Passage shown:

But as soon as the situation of an inverted duty structure arises, where the taxes on the final products are less than those on input materials, then it gives birth to arbitrage opportunities. The GST is a success when all the enterprises are fair and transparent in disclosing their volume of consumption of input materials and taxes incurred on such materials. 

Unfortunately, today it’s a matter of survival due to global trade rules, which also require us to rely on large players to achieve self-reliance. At the same time, we advocate for Hindu Economics, which demands a level playing field for both large and small enterprises.

The product quality, the product pricing, the processing methods, the organizational culture, the innovative practices, the consistency in research and development, the customer loyalty, and many intangible factors determine the rise and fall of businesses. Taxation is just one among many factors, and the GST aims to diminish the discrimination between big and small. 

The bone of contention is, of course, the inverted duty structure, as many constraints put small businesses at a disadvantage in claiming the input tax credit. For instance, if the final products attract no taxation, but the input materials were procured by paying taxes, this creates a complicated design. The manufacturer will be paying the taxes, whereas the end-user customer will not. This situation is akin to raising the production cost. 

Our manufacturers are competing in an environment of economies of scale from highly subsidised foreign players. Micro enterprises need time to compete, and the clarity on the inverted duty structure has a significant role to play.

The two-slab GST is an improvement over the earlier format. The state governments are also concerned about their share of the GST revenue. The ultimate aim of GST is to formalize the Bhartiya economy, and the input tax credit is intended to discourage unfair practices. However, such dishonest practices are often glorified as an arbitrage opportunity. 

The GST Council has also established the GST Appellate Tribunal, GSTAT, which is expected to be operational this calendar year. 

The onus of Hindu Economics is not solely on tax inspectors. Hindu Economics is a comprehensive economic philosophy. Apart from external agencies, such as the World Trade Organization, international climate and human rights-related organizations, and foreign capital and investment banking institutions, there are significant internal agencies responsible for blending their practices with Hindu Economics.

The most crucial agent in promoting the Hindu economy is the customers. Customers must believe that their purchases are making their neighbourhood wealthy. The sequence of customers has to feel the same way. Every manufacturer is a customer of its input raw material suppliers, every human resource has to share and train their expertise among themselves, and every stakeholder has to behave in a climate-friendly manner.

Records supplied:
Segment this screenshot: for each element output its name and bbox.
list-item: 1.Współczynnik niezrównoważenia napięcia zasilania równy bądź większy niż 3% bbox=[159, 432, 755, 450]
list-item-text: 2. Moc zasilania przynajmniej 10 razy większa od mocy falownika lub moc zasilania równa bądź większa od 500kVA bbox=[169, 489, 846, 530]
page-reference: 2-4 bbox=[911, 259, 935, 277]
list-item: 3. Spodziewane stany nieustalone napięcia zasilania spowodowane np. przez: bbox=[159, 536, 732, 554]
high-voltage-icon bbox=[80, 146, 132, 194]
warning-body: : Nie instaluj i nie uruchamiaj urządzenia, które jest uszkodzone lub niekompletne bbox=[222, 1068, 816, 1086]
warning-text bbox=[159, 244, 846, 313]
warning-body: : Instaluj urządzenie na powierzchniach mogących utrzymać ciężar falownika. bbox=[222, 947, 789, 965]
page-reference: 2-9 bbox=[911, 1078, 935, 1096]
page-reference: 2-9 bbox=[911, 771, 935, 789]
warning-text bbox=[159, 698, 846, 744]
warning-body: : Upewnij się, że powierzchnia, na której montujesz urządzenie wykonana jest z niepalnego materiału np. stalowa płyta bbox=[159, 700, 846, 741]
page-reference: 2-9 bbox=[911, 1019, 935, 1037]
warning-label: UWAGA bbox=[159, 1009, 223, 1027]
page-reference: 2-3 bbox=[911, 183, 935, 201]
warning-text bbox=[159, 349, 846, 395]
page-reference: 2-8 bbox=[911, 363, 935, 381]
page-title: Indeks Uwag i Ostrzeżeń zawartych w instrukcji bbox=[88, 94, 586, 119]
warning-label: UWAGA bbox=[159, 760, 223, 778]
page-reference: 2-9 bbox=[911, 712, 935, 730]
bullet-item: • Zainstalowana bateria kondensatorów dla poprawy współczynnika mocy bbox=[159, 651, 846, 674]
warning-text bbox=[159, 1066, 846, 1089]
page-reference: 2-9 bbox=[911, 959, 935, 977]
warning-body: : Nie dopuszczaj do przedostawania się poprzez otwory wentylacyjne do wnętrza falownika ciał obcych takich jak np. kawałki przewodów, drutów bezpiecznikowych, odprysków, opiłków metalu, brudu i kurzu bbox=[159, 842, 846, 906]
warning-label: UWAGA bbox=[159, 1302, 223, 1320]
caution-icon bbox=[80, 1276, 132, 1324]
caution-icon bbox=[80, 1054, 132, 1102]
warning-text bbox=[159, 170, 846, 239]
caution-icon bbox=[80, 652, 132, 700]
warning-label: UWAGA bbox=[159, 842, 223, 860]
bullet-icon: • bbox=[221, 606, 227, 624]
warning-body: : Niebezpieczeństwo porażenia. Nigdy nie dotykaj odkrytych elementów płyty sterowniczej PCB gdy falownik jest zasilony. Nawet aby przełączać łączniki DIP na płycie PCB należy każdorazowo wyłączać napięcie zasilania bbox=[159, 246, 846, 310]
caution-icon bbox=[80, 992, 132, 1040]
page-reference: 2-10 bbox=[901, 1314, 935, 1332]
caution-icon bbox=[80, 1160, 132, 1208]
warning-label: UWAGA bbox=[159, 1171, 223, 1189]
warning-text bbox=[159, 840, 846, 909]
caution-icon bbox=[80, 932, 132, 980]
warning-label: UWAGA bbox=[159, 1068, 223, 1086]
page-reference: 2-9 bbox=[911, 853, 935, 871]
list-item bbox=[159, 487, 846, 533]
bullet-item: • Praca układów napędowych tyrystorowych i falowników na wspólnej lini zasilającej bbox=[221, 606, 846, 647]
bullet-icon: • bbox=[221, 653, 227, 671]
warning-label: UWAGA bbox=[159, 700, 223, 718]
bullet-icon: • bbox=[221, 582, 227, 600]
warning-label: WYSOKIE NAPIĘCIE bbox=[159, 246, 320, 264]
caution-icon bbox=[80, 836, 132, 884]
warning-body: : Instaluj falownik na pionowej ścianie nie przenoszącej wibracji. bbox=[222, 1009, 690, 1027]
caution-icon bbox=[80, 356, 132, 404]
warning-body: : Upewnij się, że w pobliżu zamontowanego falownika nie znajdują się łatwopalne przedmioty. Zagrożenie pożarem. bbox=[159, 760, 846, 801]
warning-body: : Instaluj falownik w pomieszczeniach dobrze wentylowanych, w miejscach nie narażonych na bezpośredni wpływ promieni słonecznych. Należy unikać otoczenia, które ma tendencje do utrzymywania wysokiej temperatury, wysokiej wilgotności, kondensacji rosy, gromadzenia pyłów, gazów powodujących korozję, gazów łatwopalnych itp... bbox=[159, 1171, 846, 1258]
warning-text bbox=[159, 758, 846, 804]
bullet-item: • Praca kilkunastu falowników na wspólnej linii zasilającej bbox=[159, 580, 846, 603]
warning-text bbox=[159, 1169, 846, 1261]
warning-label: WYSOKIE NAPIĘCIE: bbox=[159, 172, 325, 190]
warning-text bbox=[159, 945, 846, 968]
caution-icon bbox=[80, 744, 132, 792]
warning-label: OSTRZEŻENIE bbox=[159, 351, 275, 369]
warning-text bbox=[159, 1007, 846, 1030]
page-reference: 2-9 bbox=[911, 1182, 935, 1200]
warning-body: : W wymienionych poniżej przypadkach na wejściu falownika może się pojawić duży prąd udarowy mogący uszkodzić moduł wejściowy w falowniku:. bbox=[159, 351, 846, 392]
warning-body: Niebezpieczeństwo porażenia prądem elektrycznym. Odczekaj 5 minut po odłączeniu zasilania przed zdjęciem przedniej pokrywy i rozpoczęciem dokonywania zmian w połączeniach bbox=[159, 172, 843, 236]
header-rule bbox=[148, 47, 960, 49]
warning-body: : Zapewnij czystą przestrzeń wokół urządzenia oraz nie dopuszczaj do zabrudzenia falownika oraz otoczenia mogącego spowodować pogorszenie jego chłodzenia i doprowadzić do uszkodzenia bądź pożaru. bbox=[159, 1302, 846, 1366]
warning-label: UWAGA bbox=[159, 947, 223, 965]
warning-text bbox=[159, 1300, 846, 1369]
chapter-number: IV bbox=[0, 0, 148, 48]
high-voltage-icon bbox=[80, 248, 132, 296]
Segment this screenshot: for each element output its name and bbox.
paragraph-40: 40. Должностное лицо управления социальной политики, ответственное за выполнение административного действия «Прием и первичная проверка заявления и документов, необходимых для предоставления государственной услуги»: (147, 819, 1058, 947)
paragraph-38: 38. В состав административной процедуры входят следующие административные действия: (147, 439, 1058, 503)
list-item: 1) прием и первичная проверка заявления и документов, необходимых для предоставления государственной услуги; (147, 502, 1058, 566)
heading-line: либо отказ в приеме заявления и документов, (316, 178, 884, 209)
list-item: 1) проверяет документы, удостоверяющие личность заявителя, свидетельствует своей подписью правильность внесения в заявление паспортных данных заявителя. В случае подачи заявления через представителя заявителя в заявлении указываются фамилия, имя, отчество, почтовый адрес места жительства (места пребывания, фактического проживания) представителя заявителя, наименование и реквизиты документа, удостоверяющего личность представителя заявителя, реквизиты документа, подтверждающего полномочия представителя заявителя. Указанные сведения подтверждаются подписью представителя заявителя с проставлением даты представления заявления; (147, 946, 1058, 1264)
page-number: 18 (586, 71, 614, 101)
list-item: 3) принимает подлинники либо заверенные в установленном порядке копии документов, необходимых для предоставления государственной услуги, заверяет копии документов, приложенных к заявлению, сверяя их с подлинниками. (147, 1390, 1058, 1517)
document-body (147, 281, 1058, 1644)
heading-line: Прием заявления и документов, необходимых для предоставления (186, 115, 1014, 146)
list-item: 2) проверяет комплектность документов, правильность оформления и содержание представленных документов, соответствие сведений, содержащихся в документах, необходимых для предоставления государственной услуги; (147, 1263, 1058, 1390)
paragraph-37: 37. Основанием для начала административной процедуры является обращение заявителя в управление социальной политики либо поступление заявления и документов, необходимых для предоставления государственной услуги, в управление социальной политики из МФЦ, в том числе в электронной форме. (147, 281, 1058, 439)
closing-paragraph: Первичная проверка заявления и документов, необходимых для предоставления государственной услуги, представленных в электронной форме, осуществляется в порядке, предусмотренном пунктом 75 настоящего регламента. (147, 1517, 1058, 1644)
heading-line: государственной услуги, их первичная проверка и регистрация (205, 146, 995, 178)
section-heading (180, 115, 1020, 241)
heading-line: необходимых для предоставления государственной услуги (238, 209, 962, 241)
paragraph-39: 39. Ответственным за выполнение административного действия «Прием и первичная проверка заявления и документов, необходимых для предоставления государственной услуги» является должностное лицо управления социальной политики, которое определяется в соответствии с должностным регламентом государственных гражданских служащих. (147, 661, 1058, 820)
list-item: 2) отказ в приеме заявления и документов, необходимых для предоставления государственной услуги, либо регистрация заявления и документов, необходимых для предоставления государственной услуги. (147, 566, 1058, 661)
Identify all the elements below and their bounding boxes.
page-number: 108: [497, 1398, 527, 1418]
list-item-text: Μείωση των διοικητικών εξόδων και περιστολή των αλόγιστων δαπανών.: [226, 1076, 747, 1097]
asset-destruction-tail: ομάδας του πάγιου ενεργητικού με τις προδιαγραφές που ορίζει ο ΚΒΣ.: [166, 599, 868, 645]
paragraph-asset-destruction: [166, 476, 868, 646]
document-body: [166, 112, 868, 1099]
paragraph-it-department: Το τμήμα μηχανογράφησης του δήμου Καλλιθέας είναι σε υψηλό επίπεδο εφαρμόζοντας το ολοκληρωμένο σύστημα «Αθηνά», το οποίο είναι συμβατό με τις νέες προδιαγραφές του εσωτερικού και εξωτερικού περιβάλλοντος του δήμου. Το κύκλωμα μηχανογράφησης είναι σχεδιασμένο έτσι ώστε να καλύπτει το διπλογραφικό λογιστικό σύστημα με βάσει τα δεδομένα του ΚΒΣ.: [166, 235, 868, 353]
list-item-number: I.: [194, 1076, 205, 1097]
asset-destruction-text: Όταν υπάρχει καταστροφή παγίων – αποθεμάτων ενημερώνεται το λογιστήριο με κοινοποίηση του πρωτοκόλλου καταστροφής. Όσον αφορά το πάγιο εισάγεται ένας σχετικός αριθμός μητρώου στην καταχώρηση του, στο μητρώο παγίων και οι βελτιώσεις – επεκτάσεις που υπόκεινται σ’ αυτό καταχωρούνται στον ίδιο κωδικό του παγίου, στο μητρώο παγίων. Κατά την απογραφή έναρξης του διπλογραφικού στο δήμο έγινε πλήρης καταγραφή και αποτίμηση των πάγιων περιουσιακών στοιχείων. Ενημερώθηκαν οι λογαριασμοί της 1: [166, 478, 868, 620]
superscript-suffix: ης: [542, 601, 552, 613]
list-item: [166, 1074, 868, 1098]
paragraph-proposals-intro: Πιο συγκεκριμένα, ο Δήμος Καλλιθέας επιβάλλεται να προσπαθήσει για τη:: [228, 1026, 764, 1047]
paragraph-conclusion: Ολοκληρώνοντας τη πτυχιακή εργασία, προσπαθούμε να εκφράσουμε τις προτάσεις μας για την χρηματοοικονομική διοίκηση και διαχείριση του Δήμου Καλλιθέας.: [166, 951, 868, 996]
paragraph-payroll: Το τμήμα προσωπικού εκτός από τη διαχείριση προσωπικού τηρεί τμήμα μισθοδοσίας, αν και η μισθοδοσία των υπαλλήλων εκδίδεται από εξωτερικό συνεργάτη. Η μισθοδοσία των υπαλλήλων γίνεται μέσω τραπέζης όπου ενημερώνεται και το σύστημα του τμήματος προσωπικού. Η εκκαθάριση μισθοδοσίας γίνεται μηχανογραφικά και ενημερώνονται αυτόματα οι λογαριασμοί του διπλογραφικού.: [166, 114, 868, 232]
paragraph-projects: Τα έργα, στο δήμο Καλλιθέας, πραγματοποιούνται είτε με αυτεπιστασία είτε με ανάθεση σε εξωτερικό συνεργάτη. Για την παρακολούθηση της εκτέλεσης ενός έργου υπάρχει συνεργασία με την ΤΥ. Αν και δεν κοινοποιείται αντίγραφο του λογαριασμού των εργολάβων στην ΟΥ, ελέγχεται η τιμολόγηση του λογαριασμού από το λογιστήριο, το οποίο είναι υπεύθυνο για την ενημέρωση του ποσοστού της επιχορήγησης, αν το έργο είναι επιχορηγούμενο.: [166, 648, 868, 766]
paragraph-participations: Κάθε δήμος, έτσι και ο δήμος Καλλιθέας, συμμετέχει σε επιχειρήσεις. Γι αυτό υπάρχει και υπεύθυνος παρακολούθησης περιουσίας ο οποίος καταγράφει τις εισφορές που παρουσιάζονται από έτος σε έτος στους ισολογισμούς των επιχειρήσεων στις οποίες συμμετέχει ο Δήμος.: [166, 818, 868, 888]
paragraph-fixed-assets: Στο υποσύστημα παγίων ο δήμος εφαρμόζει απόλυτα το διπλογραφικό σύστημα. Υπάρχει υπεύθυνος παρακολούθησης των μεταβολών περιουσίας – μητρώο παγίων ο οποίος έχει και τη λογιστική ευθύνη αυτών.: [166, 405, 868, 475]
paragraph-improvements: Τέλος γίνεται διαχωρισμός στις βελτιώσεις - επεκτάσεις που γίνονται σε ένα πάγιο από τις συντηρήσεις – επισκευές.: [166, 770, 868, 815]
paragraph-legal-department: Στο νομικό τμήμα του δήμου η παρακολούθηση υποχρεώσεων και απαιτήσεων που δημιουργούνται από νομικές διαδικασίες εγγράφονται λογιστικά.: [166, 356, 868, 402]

What is expected:
Quote the stretch of the GST passage from "The product quality, the" through "the production cost.". The rows have no connection to the GST passage.

Exercise solution:
The product quality, the product pricing, the processing methods, the organizational culture, the innovative practices, the consistency in research and development, the customer loyalty, and many intangible factors determine the rise and fall of businesses. Taxation is just one among many factors, and the GST aims to diminish the discrimination between big and small. 

The bone of contention is, of course, the inverted duty structure, as many constraints put small businesses at a disadvantage in claiming the input tax credit. For instance, if the final products attract no taxation, but the input materials were procured by paying taxes, this creates a complicated design. The manufacturer will be paying the taxes, whereas the end-user customer will not. This situation is akin to raising the production cost.